=== Material provided ===

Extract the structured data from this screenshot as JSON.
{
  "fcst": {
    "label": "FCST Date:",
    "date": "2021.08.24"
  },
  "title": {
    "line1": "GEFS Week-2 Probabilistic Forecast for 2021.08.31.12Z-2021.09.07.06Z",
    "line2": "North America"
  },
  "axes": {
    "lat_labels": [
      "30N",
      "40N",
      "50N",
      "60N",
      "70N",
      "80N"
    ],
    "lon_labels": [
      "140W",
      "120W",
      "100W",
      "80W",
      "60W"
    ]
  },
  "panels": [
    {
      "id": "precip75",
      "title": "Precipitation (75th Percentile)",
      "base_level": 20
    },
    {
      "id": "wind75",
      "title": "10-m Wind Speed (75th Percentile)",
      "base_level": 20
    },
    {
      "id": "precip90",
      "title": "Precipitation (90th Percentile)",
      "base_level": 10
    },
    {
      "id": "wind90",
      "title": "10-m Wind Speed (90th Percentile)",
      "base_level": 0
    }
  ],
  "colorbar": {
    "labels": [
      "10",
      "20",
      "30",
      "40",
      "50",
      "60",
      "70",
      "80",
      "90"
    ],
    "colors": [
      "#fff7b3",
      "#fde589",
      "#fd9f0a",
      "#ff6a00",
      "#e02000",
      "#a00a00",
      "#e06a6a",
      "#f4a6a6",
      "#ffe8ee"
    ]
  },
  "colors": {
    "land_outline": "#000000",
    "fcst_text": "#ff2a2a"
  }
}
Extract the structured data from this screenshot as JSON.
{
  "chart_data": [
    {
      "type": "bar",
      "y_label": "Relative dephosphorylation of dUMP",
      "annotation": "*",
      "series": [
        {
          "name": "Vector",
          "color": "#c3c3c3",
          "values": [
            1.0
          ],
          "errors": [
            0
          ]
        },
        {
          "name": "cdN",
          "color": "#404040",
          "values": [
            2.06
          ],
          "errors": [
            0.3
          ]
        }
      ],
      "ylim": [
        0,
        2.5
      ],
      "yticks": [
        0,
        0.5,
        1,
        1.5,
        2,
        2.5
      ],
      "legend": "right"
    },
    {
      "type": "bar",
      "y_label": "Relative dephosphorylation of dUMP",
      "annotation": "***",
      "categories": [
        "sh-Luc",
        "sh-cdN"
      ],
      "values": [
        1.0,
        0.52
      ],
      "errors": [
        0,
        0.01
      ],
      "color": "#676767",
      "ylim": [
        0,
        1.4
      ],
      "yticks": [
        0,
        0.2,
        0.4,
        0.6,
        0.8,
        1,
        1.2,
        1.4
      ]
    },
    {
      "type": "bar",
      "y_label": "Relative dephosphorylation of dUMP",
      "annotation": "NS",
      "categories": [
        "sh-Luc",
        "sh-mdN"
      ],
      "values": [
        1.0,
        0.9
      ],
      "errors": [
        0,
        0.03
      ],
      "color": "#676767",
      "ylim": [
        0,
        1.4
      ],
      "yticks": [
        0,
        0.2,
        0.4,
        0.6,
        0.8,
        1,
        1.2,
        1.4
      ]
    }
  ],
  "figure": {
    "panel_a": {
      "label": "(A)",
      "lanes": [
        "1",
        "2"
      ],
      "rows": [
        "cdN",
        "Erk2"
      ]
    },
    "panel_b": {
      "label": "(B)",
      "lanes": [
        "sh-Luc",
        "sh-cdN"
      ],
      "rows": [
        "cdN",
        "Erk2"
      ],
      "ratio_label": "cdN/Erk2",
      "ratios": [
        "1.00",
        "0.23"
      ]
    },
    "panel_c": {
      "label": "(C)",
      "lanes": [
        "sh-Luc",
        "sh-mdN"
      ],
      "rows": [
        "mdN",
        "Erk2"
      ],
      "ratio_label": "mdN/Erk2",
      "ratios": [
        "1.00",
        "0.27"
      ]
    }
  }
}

===

Challenge: In this exercise, repeat all entries exactly.

Exercise answer:
Extract the structured data from this screenshot as JSON.
{
  "fcst": {
    "label": "FCST Date:",
    "date": "2021.08.24"
  },
  "title": {
    "line1": "GEFS Week-2 Probabilistic Forecast for 2021.08.31.12Z-2021.09.07.06Z",
    "line2": "North America"
  },
  "axes": {
    "lat_labels": [
      "30N",
      "40N",
      "50N",
      "60N",
      "70N",
      "80N"
    ],
    "lon_labels": [
      "140W",
      "120W",
      "100W",
      "80W",
      "60W"
    ]
  },
  "panels": [
    {
      "id": "precip75",
      "title": "Precipitation (75th Percentile)",
      "base_level": 20
    },
    {
      "id": "wind75",
      "title": "10-m Wind Speed (75th Percentile)",
      "base_level": 20
    },
    {
      "id": "precip90",
      "title": "Precipitation (90th Percentile)",
      "base_level": 10
    },
    {
      "id": "wind90",
      "title": "10-m Wind Speed (90th Percentile)",
      "base_level": 0
    }
  ],
  "colorbar": {
    "labels": [
      "10",
      "20",
      "30",
      "40",
      "50",
      "60",
      "70",
      "80",
      "90"
    ],
    "colors": [
      "#fff7b3",
      "#fde589",
      "#fd9f0a",
      "#ff6a00",
      "#e02000",
      "#a00a00",
      "#e06a6a",
      "#f4a6a6",
      "#ffe8ee"
    ]
  },
  "colors": {
    "land_outline": "#000000",
    "fcst_text": "#ff2a2a"
  }
}
Extract the structured data from this screenshot as JSON.
{
  "chart_data": [
    {
      "type": "bar",
      "y_label": "Relative dephosphorylation of dUMP",
      "annotation": "*",
      "series": [
        {
          "name": "Vector",
          "color": "#c3c3c3",
          "values": [
            1.0
          ],
          "errors": [
            0
          ]
        },
        {
          "name": "cdN",
          "color": "#404040",
          "values": [
            2.06
          ],
          "errors": [
            0.3
          ]
        }
      ],
      "ylim": [
        0,
        2.5
      ],
      "yticks": [
        0,
        0.5,
        1,
        1.5,
        2,
        2.5
      ],
      "legend": "right"
    },
    {
      "type": "bar",
      "y_label": "Relative dephosphorylation of dUMP",
      "annotation": "***",
      "categories": [
        "sh-Luc",
        "sh-cdN"
      ],
      "values": [
        1.0,
        0.52
      ],
      "errors": [
        0,
        0.01
      ],
      "color": "#676767",
      "ylim": [
        0,
        1.4
      ],
      "yticks": [
        0,
        0.2,
        0.4,
        0.6,
        0.8,
        1,
        1.2,
        1.4
      ]
    },
    {
      "type": "bar",
      "y_label": "Relative dephosphorylation of dUMP",
      "annotation": "NS",
      "categories": [
        "sh-Luc",
        "sh-mdN"
      ],
      "values": [
        1.0,
        0.9
      ],
      "errors": [
        0,
        0.03
      ],
      "color": "#676767",
      "ylim": [
        0,
        1.4
      ],
      "yticks": [
        0,
        0.2,
        0.4,
        0.6,
        0.8,
        1,
        1.2,
        1.4
      ]
    }
  ],
  "figure": {
    "panel_a": {
      "label": "(A)",
      "lanes": [
        "1",
        "2"
      ],
      "rows": [
        "cdN",
        "Erk2"
      ]
    },
    "panel_b": {
      "label": "(B)",
      "lanes": [
        "sh-Luc",
        "sh-cdN"
      ],
      "rows": [
        "cdN",
        "Erk2"
      ],
      "ratio_label": "cdN/Erk2",
      "ratios": [
        "1.00",
        "0.23"
      ]
    },
    "panel_c": {
      "label": "(C)",
      "lanes": [
        "sh-Luc",
        "sh-mdN"
      ],
      "rows": [
        "mdN",
        "Erk2"
      ],
      "ratio_label": "mdN/Erk2",
      "ratios": [
        "1.00",
        "0.27"
      ]
    }
  }
}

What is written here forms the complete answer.